Records about charts and figures
_ _ _ _
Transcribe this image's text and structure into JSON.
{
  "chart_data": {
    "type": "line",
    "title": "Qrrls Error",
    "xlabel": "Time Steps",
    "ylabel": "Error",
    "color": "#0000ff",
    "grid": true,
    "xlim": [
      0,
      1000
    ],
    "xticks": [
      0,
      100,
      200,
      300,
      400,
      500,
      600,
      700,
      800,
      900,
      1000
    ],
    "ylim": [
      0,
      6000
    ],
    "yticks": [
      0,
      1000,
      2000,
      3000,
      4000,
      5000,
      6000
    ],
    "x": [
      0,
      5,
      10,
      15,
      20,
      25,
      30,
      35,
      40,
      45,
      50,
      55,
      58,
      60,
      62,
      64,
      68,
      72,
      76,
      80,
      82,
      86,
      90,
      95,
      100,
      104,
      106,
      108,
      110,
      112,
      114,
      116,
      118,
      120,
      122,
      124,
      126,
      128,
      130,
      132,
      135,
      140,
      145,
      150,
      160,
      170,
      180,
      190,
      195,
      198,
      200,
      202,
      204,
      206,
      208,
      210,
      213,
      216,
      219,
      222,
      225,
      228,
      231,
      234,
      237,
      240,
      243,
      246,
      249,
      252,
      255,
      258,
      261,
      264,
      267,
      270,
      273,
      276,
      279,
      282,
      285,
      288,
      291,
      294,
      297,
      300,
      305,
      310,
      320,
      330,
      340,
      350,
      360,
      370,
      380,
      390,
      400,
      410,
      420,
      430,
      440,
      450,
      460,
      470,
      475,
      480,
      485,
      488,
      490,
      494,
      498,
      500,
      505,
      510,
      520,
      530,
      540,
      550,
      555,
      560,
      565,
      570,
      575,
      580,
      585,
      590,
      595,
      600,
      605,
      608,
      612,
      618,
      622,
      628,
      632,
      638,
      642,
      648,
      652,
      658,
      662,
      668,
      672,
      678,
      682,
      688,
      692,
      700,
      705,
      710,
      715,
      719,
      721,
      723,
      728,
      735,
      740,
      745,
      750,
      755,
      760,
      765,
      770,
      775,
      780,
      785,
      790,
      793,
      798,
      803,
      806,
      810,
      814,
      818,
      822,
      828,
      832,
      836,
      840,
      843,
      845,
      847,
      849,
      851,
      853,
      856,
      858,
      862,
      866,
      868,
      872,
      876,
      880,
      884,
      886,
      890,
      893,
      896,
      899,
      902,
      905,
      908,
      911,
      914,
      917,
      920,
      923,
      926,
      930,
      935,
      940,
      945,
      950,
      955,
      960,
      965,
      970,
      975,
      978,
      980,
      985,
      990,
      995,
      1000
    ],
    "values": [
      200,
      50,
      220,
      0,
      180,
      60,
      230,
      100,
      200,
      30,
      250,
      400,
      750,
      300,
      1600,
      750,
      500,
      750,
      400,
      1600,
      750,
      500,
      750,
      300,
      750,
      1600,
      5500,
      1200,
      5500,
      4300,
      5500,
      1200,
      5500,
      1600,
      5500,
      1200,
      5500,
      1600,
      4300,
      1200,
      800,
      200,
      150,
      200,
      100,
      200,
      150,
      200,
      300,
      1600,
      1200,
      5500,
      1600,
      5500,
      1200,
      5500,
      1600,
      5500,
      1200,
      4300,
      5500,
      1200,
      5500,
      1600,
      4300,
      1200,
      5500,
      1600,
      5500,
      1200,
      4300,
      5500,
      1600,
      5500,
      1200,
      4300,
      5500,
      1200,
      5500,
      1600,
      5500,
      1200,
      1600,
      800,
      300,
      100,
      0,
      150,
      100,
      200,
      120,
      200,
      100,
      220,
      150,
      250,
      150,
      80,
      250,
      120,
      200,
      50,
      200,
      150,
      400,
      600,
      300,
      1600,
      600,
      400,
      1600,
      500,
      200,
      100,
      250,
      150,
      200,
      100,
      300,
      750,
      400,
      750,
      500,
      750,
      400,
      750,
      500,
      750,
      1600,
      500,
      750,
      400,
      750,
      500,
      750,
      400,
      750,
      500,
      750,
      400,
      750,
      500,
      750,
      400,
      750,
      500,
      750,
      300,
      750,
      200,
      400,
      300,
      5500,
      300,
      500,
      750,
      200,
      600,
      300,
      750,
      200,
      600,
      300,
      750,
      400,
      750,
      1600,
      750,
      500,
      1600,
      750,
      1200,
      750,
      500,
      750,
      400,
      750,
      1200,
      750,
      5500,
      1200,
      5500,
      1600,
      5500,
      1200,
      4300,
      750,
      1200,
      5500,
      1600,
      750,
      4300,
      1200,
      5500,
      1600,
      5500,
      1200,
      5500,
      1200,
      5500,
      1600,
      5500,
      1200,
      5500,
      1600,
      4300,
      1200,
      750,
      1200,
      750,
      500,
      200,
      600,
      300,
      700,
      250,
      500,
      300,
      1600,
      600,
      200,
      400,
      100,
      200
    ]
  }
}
_ _ _ _
§ WHAT IS REQUIRED:
Produce an exact copy of all the records.

§ OUTPUT:
Transcribe this image's text and structure into JSON.
{
  "chart_data": {
    "type": "line",
    "title": "Qrrls Error",
    "xlabel": "Time Steps",
    "ylabel": "Error",
    "color": "#0000ff",
    "grid": true,
    "xlim": [
      0,
      1000
    ],
    "xticks": [
      0,
      100,
      200,
      300,
      400,
      500,
      600,
      700,
      800,
      900,
      1000
    ],
    "ylim": [
      0,
      6000
    ],
    "yticks": [
      0,
      1000,
      2000,
      3000,
      4000,
      5000,
      6000
    ],
    "x": [
      0,
      5,
      10,
      15,
      20,
      25,
      30,
      35,
      40,
      45,
      50,
      55,
      58,
      60,
      62,
      64,
      68,
      72,
      76,
      80,
      82,
      86,
      90,
      95,
      100,
      104,
      106,
      108,
      110,
      112,
      114,
      116,
      118,
      120,
      122,
      124,
      126,
      128,
      130,
      132,
      135,
      140,
      145,
      150,
      160,
      170,
      180,
      190,
      195,
      198,
      200,
      202,
      204,
      206,
      208,
      210,
      213,
      216,
      219,
      222,
      225,
      228,
      231,
      234,
      237,
      240,
      243,
      246,
      249,
      252,
      255,
      258,
      261,
      264,
      267,
      270,
      273,
      276,
      279,
      282,
      285,
      288,
      291,
      294,
      297,
      300,
      305,
      310,
      320,
      330,
      340,
      350,
      360,
      370,
      380,
      390,
      400,
      410,
      420,
      430,
      440,
      450,
      460,
      470,
      475,
      480,
      485,
      488,
      490,
      494,
      498,
      500,
      505,
      510,
      520,
      530,
      540,
      550,
      555,
      560,
      565,
      570,
      575,
      580,
      585,
      590,
      595,
      600,
      605,
      608,
      612,
      618,
      622,
      628,
      632,
      638,
      642,
      648,
      652,
      658,
      662,
      668,
      672,
      678,
      682,
      688,
      692,
      700,
      705,
      710,
      715,
      719,
      721,
      723,
      728,
      735,
      740,
      745,
      750,
      755,
      760,
      765,
      770,
      775,
      780,
      785,
      790,
      793,
      798,
      803,
      806,
      810,
      814,
      818,
      822,
      828,
      832,
      836,
      840,
      843,
      845,
      847,
      849,
      851,
      853,
      856,
      858,
      862,
      866,
      868,
      872,
      876,
      880,
      884,
      886,
      890,
      893,
      896,
      899,
      902,
      905,
      908,
      911,
      914,
      917,
      920,
      923,
      926,
      930,
      935,
      940,
      945,
      950,
      955,
      960,
      965,
      970,
      975,
      978,
      980,
      985,
      990,
      995,
      1000
    ],
    "values": [
      200,
      50,
      220,
      0,
      180,
      60,
      230,
      100,
      200,
      30,
      250,
      400,
      750,
      300,
      1600,
      750,
      500,
      750,
      400,
      1600,
      750,
      500,
      750,
      300,
      750,
      1600,
      5500,
      1200,
      5500,
      4300,
      5500,
      1200,
      5500,
      1600,
      5500,
      1200,
      5500,
      1600,
      4300,
      1200,
      800,
      200,
      150,
      200,
      100,
      200,
      150,
      200,
      300,
      1600,
      1200,
      5500,
      1600,
      5500,
      1200,
      5500,
      1600,
      5500,
      1200,
      4300,
      5500,
      1200,
      5500,
      1600,
      4300,
      1200,
      5500,
      1600,
      5500,
      1200,
      4300,
      5500,
      1600,
      5500,
      1200,
      4300,
      5500,
      1200,
      5500,
      1600,
      5500,
      1200,
      1600,
      800,
      300,
      100,
      0,
      150,
      100,
      200,
      120,
      200,
      100,
      220,
      150,
      250,
      150,
      80,
      250,
      120,
      200,
      50,
      200,
      150,
      400,
      600,
      300,
      1600,
      600,
      400,
      1600,
      500,
      200,
      100,
      250,
      150,
      200,
      100,
      300,
      750,
      400,
      750,
      500,
      750,
      400,
      750,
      500,
      750,
      1600,
      500,
      750,
      400,
      750,
      500,
      750,
      400,
      750,
      500,
      750,
      400,
      750,
      500,
      750,
      400,
      750,
      500,
      750,
      300,
      750,
      200,
      400,
      300,
      5500,
      300,
      500,
      750,
      200,
      600,
      300,
      750,
      200,
      600,
      300,
      750,
      400,
      750,
      1600,
      750,
      500,
      1600,
      750,
      1200,
      750,
      500,
      750,
      400,
      750,
      1200,
      750,
      5500,
      1200,
      5500,
      1600,
      5500,
      1200,
      4300,
      750,
      1200,
      5500,
      1600,
      750,
      4300,
      1200,
      5500,
      1600,
      5500,
      1200,
      5500,
      1200,
      5500,
      1600,
      5500,
      1200,
      5500,
      1600,
      4300,
      1200,
      750,
      1200,
      750,
      500,
      200,
      600,
      300,
      700,
      250,
      500,
      300,
      1600,
      600,
      200,
      400,
      100,
      200
    ]
  }
}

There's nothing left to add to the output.